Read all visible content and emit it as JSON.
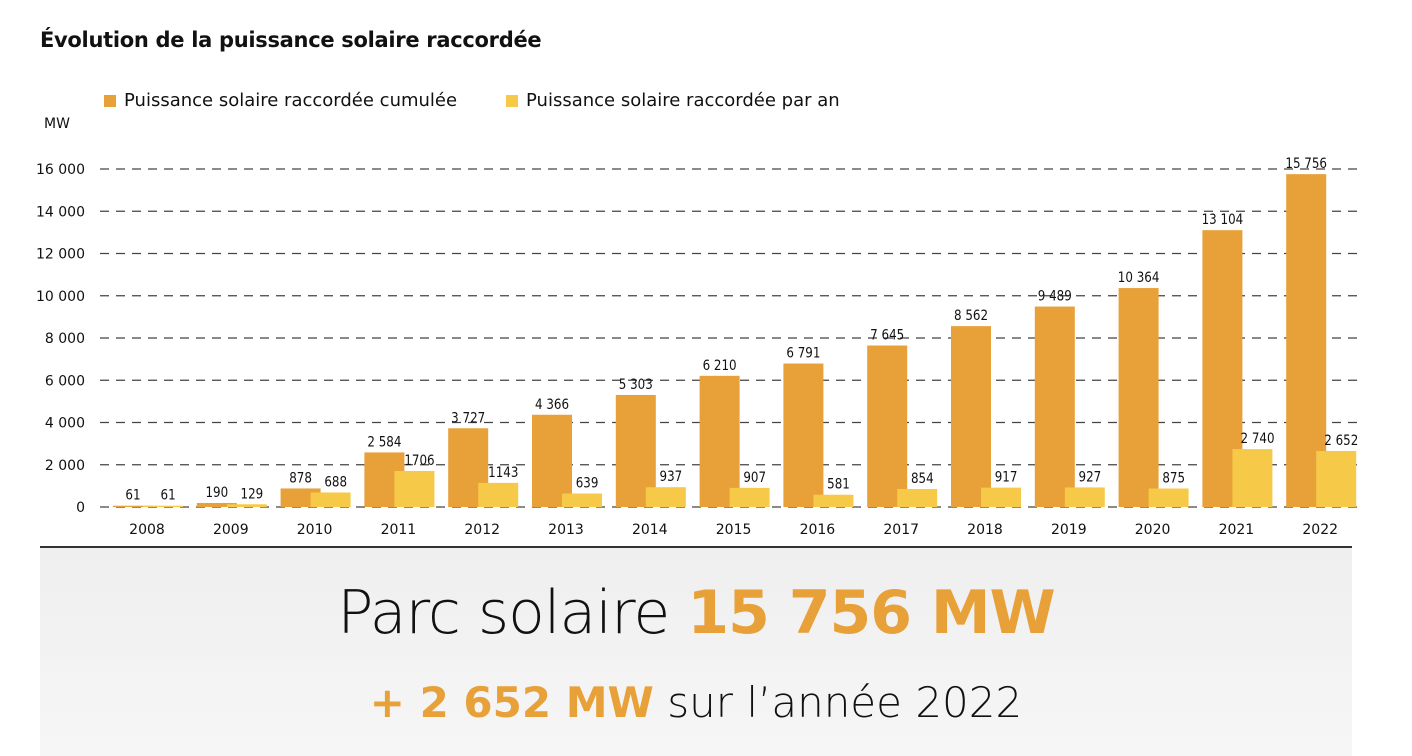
{
  "chart_data": {
    "type": "bar",
    "title": "Évolution de la puissance solaire raccordée",
    "ylabel": "MW",
    "ylim": [
      0,
      16000
    ],
    "yticks": [
      "0",
      "2 000",
      "4 000",
      "6 000",
      "8 000",
      "10 000",
      "12 000",
      "14 000",
      "16 000"
    ],
    "grid": true,
    "legend_position": "top-left",
    "categories": [
      "2008",
      "2009",
      "2010",
      "2011",
      "2012",
      "2013",
      "2014",
      "2015",
      "2016",
      "2017",
      "2018",
      "2019",
      "2020",
      "2021",
      "2022"
    ],
    "series": [
      {
        "name": "Puissance solaire raccordée cumulée",
        "color": "#E8A038",
        "values": [
          61,
          190,
          878,
          2584,
          3727,
          4366,
          5303,
          6210,
          6791,
          7645,
          8562,
          9489,
          10364,
          13104,
          15756
        ],
        "labels": [
          "61",
          "190",
          "878",
          "2 584",
          "3 727",
          "4 366",
          "5 303",
          "6 210",
          "6 791",
          "7 645",
          "8 562",
          "9 489",
          "10 364",
          "13 104",
          "15 756"
        ]
      },
      {
        "name": "Puissance solaire raccordée par an",
        "color": "#F7C948",
        "values": [
          61,
          129,
          688,
          1706,
          1143,
          639,
          937,
          907,
          581,
          854,
          917,
          927,
          875,
          2740,
          2652
        ],
        "labels": [
          "61",
          "129",
          "688",
          "1706",
          "1143",
          "639",
          "937",
          "907",
          "581",
          "854",
          "917",
          "927",
          "875",
          "2 740",
          "2 652"
        ]
      }
    ]
  },
  "summary": {
    "line1_text": "Parc solaire ",
    "line1_value": "15 756 MW",
    "line2_value": "+ 2 652 MW",
    "line2_text": " sur l’année 2022"
  }
}
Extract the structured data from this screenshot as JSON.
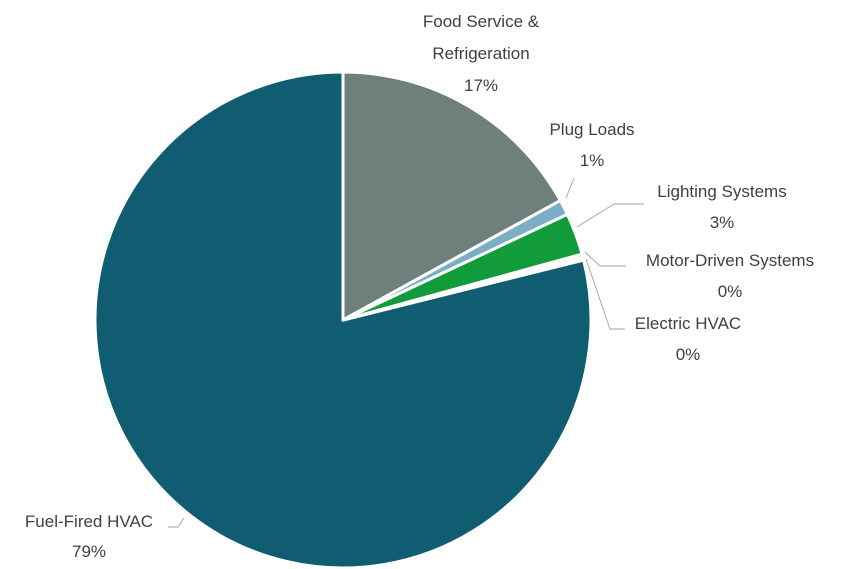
{
  "chart_data": {
    "type": "pie",
    "title": "",
    "slices": [
      {
        "label": "Fuel-Fired HVAC",
        "value": 79,
        "display": "79%",
        "color": "#105d71"
      },
      {
        "label": "Food Service & Refrigeration",
        "value": 17,
        "display": "17%",
        "color": "#6f7f7b"
      },
      {
        "label": "Plug Loads",
        "value": 1,
        "display": "1%",
        "color": "#7aaec4"
      },
      {
        "label": "Lighting Systems",
        "value": 3,
        "display": "3%",
        "color": "#129b3a"
      },
      {
        "label": "Motor-Driven Systems",
        "value": 0,
        "display": "0%",
        "color": "#c6d24d"
      },
      {
        "label": "Electric HVAC",
        "value": 0,
        "display": "0%",
        "color": "#e0b879"
      }
    ]
  }
}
···
Identify and list each line with the word "title".

    "title": "Évolution de la puissance solaire raccordée",
    "title": "",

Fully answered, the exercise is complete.